Task requirements: Extract the whole listing as it stands. Do not include the pictures.

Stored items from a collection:
---*---
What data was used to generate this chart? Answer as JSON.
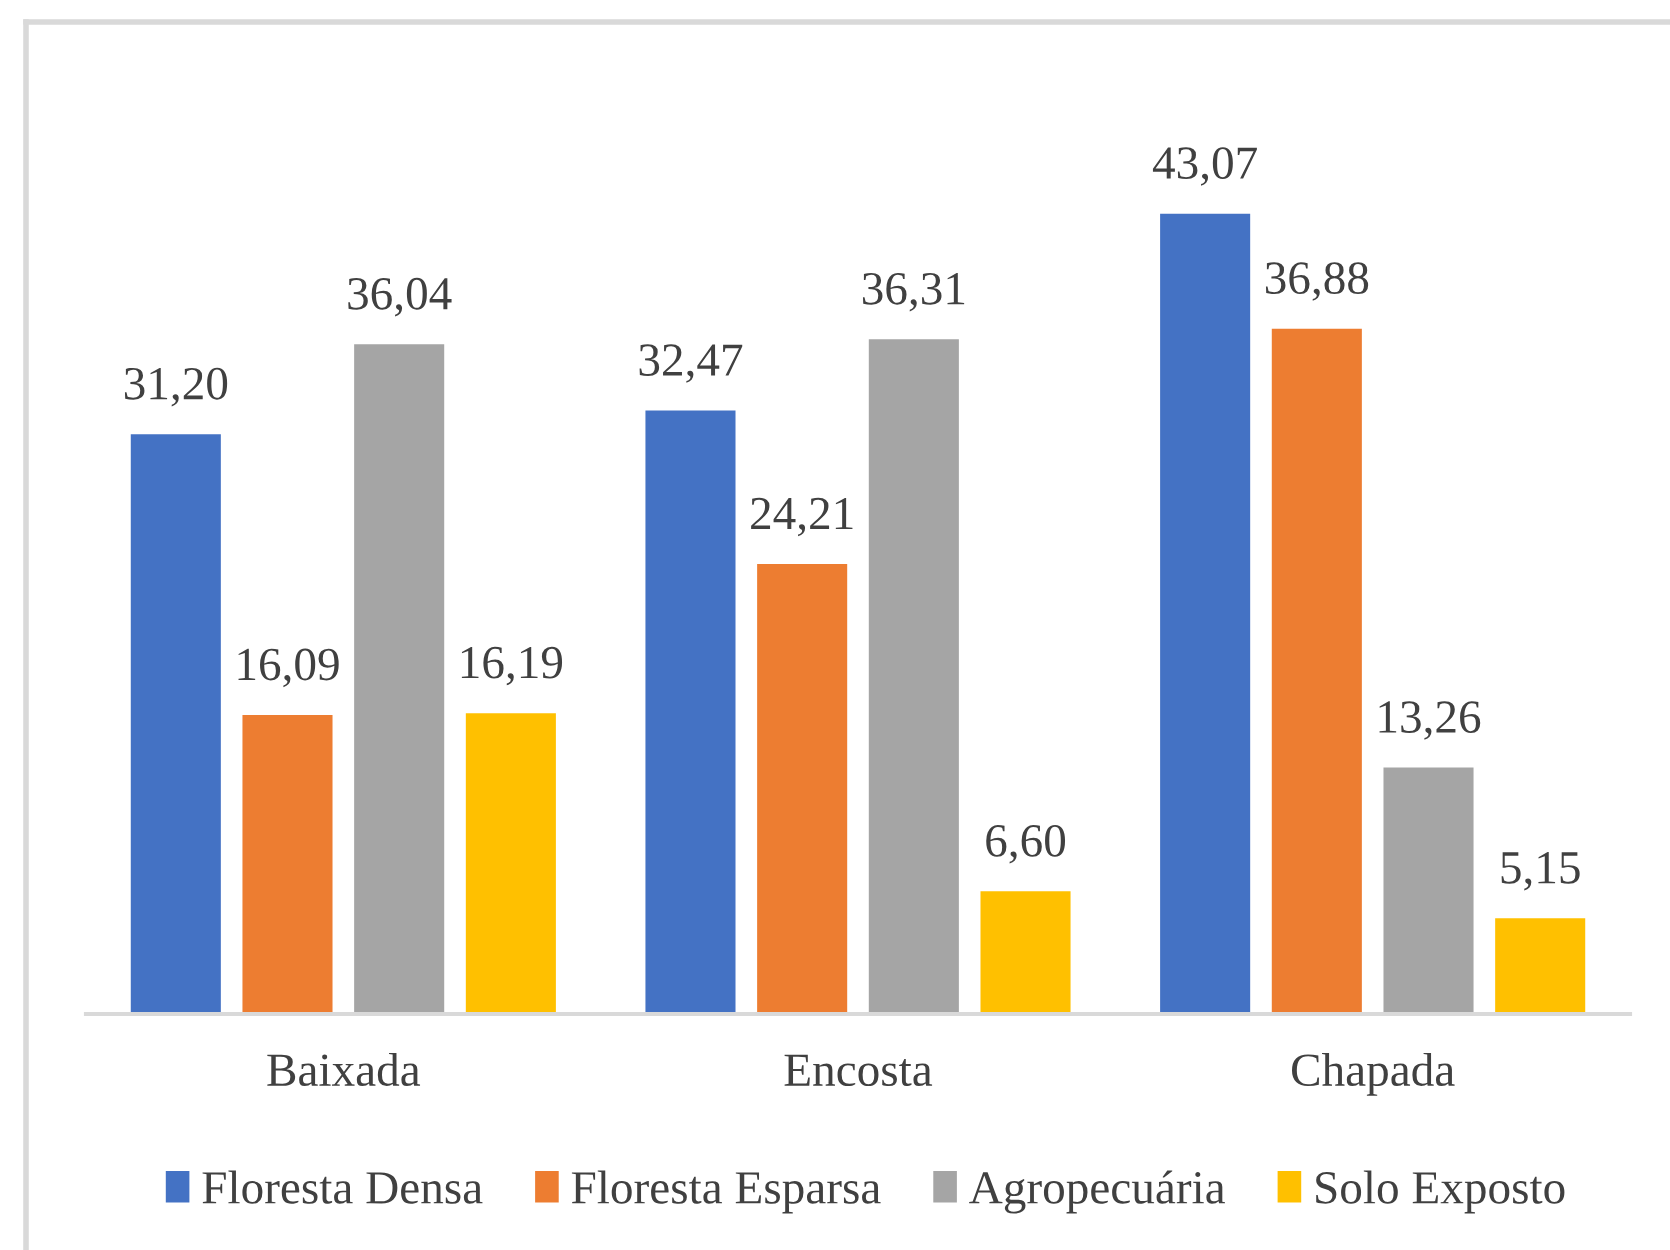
{
  "chart_data": {
    "type": "bar",
    "categories": [
      "Baixada",
      "Encosta",
      "Chapada"
    ],
    "series": [
      {
        "name": "Floresta Densa",
        "color": "#4472c4",
        "values": [
          31.2,
          32.47,
          43.07
        ],
        "value_labels": [
          "31,20",
          "32,47",
          "43,07"
        ]
      },
      {
        "name": "Floresta Esparsa",
        "color": "#ed7d31",
        "values": [
          16.09,
          24.21,
          36.88
        ],
        "value_labels": [
          "16,09",
          "24,21",
          "36,88"
        ]
      },
      {
        "name": "Agropecuária",
        "color": "#a5a5a5",
        "values": [
          36.04,
          36.31,
          13.26
        ],
        "value_labels": [
          "36,04",
          "36,31",
          "13,26"
        ]
      },
      {
        "name": "Solo Exposto",
        "color": "#ffc000",
        "values": [
          16.19,
          6.6,
          5.15
        ],
        "value_labels": [
          "16,19",
          "6,60",
          "5,15"
        ]
      }
    ],
    "legend": "bottom"
  }
}
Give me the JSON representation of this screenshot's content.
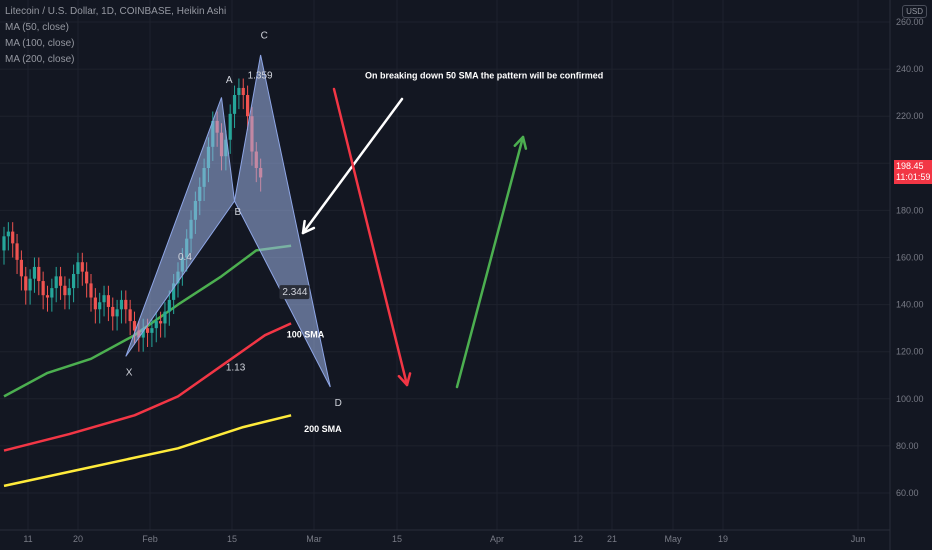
---*---
The answer:
What data was used to generate this chart? Answer as JSON.
{
  "chart_data": {
    "type": "bar",
    "categories": [
      "Baixada",
      "Encosta",
      "Chapada"
    ],
    "series": [
      {
        "name": "Floresta Densa",
        "color": "#4472c4",
        "values": [
          31.2,
          32.47,
          43.07
        ],
        "value_labels": [
          "31,20",
          "32,47",
          "43,07"
        ]
      },
      {
        "name": "Floresta Esparsa",
        "color": "#ed7d31",
        "values": [
          16.09,
          24.21,
          36.88
        ],
        "value_labels": [
          "16,09",
          "24,21",
          "36,88"
        ]
      },
      {
        "name": "Agropecuária",
        "color": "#a5a5a5",
        "values": [
          36.04,
          36.31,
          13.26
        ],
        "value_labels": [
          "36,04",
          "36,31",
          "13,26"
        ]
      },
      {
        "name": "Solo Exposto",
        "color": "#ffc000",
        "values": [
          16.19,
          6.6,
          5.15
        ],
        "value_labels": [
          "16,19",
          "6,60",
          "5,15"
        ]
      }
    ],
    "legend": "bottom"
  }
}
Give me the JSON representation of this screenshot's content.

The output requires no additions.